[Exercise]
Repeat all of the data precisely.

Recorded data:
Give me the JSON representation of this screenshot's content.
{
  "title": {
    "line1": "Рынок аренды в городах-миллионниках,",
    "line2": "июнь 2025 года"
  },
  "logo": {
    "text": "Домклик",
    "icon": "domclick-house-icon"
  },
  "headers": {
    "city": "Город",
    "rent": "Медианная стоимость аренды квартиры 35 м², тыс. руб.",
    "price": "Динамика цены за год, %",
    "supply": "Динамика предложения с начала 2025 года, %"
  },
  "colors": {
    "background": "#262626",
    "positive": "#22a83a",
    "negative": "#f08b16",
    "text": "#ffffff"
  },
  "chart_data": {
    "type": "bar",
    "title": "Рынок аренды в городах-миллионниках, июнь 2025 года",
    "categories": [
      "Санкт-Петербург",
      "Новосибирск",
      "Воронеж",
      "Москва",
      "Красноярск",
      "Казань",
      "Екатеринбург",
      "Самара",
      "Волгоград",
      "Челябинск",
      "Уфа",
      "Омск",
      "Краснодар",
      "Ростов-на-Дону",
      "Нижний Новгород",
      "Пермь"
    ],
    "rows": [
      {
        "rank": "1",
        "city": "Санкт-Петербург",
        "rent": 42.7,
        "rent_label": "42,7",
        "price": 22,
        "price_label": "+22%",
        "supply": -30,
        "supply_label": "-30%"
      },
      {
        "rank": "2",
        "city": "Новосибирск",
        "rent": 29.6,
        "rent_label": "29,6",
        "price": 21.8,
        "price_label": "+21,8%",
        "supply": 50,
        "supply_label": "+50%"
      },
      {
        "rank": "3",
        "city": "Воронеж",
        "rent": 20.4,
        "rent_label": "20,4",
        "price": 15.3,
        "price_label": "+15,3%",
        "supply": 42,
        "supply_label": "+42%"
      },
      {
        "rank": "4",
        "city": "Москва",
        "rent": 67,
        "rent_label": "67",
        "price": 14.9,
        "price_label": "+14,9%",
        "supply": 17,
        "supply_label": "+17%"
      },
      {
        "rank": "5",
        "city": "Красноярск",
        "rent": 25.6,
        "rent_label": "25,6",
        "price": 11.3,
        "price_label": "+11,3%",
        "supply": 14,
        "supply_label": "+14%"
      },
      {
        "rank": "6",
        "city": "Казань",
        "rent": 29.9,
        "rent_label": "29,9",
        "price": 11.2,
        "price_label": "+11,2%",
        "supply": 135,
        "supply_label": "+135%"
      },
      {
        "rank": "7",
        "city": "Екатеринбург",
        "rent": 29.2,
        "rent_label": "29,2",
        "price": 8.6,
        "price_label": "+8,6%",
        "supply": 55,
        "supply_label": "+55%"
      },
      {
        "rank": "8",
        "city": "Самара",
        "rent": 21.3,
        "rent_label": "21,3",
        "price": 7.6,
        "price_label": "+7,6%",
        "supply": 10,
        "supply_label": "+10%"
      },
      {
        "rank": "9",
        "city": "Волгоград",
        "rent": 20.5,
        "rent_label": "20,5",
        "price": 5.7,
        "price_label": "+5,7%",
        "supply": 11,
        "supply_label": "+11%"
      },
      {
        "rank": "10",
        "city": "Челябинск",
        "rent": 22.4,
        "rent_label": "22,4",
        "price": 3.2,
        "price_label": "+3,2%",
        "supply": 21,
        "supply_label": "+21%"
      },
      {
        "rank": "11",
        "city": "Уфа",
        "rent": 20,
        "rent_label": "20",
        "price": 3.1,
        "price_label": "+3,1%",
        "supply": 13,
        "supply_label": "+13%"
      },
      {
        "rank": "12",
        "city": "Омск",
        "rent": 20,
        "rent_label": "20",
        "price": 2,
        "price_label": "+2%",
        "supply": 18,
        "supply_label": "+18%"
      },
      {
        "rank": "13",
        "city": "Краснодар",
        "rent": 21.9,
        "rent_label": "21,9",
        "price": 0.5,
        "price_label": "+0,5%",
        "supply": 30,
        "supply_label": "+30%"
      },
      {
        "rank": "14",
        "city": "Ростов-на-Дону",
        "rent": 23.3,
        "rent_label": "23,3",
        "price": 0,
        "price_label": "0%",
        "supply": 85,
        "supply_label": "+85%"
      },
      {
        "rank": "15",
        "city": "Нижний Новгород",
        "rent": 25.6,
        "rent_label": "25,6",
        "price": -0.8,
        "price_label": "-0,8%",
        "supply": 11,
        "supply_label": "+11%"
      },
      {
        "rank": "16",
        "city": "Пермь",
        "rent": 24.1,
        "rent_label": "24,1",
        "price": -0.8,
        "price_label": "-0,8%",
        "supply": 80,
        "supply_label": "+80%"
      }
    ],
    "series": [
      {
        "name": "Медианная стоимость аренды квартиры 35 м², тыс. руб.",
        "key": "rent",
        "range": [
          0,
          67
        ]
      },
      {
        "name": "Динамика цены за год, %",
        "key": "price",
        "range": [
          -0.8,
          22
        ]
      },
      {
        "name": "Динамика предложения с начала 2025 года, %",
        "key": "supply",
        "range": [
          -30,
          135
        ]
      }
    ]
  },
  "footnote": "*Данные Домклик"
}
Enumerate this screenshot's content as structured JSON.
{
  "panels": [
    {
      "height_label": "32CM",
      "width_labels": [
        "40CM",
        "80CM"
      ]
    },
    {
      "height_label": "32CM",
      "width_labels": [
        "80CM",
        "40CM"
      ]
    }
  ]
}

[Exercise answer]
Give me the JSON representation of this screenshot's content.
{
  "title": {
    "line1": "Рынок аренды в городах-миллионниках,",
    "line2": "июнь 2025 года"
  },
  "logo": {
    "text": "Домклик",
    "icon": "domclick-house-icon"
  },
  "headers": {
    "city": "Город",
    "rent": "Медианная стоимость аренды квартиры 35 м², тыс. руб.",
    "price": "Динамика цены за год, %",
    "supply": "Динамика предложения с начала 2025 года, %"
  },
  "colors": {
    "background": "#262626",
    "positive": "#22a83a",
    "negative": "#f08b16",
    "text": "#ffffff"
  },
  "chart_data": {
    "type": "bar",
    "title": "Рынок аренды в городах-миллионниках, июнь 2025 года",
    "categories": [
      "Санкт-Петербург",
      "Новосибирск",
      "Воронеж",
      "Москва",
      "Красноярск",
      "Казань",
      "Екатеринбург",
      "Самара",
      "Волгоград",
      "Челябинск",
      "Уфа",
      "Омск",
      "Краснодар",
      "Ростов-на-Дону",
      "Нижний Новгород",
      "Пермь"
    ],
    "rows": [
      {
        "rank": "1",
        "city": "Санкт-Петербург",
        "rent": 42.7,
        "rent_label": "42,7",
        "price": 22,
        "price_label": "+22%",
        "supply": -30,
        "supply_label": "-30%"
      },
      {
        "rank": "2",
        "city": "Новосибирск",
        "rent": 29.6,
        "rent_label": "29,6",
        "price": 21.8,
        "price_label": "+21,8%",
        "supply": 50,
        "supply_label": "+50%"
      },
      {
        "rank": "3",
        "city": "Воронеж",
        "rent": 20.4,
        "rent_label": "20,4",
        "price": 15.3,
        "price_label": "+15,3%",
        "supply": 42,
        "supply_label": "+42%"
      },
      {
        "rank": "4",
        "city": "Москва",
        "rent": 67,
        "rent_label": "67",
        "price": 14.9,
        "price_label": "+14,9%",
        "supply": 17,
        "supply_label": "+17%"
      },
      {
        "rank": "5",
        "city": "Красноярск",
        "rent": 25.6,
        "rent_label": "25,6",
        "price": 11.3,
        "price_label": "+11,3%",
        "supply": 14,
        "supply_label": "+14%"
      },
      {
        "rank": "6",
        "city": "Казань",
        "rent": 29.9,
        "rent_label": "29,9",
        "price": 11.2,
        "price_label": "+11,2%",
        "supply": 135,
        "supply_label": "+135%"
      },
      {
        "rank": "7",
        "city": "Екатеринбург",
        "rent": 29.2,
        "rent_label": "29,2",
        "price": 8.6,
        "price_label": "+8,6%",
        "supply": 55,
        "supply_label": "+55%"
      },
      {
        "rank": "8",
        "city": "Самара",
        "rent": 21.3,
        "rent_label": "21,3",
        "price": 7.6,
        "price_label": "+7,6%",
        "supply": 10,
        "supply_label": "+10%"
      },
      {
        "rank": "9",
        "city": "Волгоград",
        "rent": 20.5,
        "rent_label": "20,5",
        "price": 5.7,
        "price_label": "+5,7%",
        "supply": 11,
        "supply_label": "+11%"
      },
      {
        "rank": "10",
        "city": "Челябинск",
        "rent": 22.4,
        "rent_label": "22,4",
        "price": 3.2,
        "price_label": "+3,2%",
        "supply": 21,
        "supply_label": "+21%"
      },
      {
        "rank": "11",
        "city": "Уфа",
        "rent": 20,
        "rent_label": "20",
        "price": 3.1,
        "price_label": "+3,1%",
        "supply": 13,
        "supply_label": "+13%"
      },
      {
        "rank": "12",
        "city": "Омск",
        "rent": 20,
        "rent_label": "20",
        "price": 2,
        "price_label": "+2%",
        "supply": 18,
        "supply_label": "+18%"
      },
      {
        "rank": "13",
        "city": "Краснодар",
        "rent": 21.9,
        "rent_label": "21,9",
        "price": 0.5,
        "price_label": "+0,5%",
        "supply": 30,
        "supply_label": "+30%"
      },
      {
        "rank": "14",
        "city": "Ростов-на-Дону",
        "rent": 23.3,
        "rent_label": "23,3",
        "price": 0,
        "price_label": "0%",
        "supply": 85,
        "supply_label": "+85%"
      },
      {
        "rank": "15",
        "city": "Нижний Новгород",
        "rent": 25.6,
        "rent_label": "25,6",
        "price": -0.8,
        "price_label": "-0,8%",
        "supply": 11,
        "supply_label": "+11%"
      },
      {
        "rank": "16",
        "city": "Пермь",
        "rent": 24.1,
        "rent_label": "24,1",
        "price": -0.8,
        "price_label": "-0,8%",
        "supply": 80,
        "supply_label": "+80%"
      }
    ],
    "series": [
      {
        "name": "Медианная стоимость аренды квартиры 35 м², тыс. руб.",
        "key": "rent",
        "range": [
          0,
          67
        ]
      },
      {
        "name": "Динамика цены за год, %",
        "key": "price",
        "range": [
          -0.8,
          22
        ]
      },
      {
        "name": "Динамика предложения с начала 2025 года, %",
        "key": "supply",
        "range": [
          -30,
          135
        ]
      }
    ]
  },
  "footnote": "*Данные Домклик"
}
Enumerate this screenshot's content as structured JSON.
{
  "panels": [
    {
      "height_label": "32CM",
      "width_labels": [
        "40CM",
        "80CM"
      ]
    },
    {
      "height_label": "32CM",
      "width_labels": [
        "80CM",
        "40CM"
      ]
    }
  ]
}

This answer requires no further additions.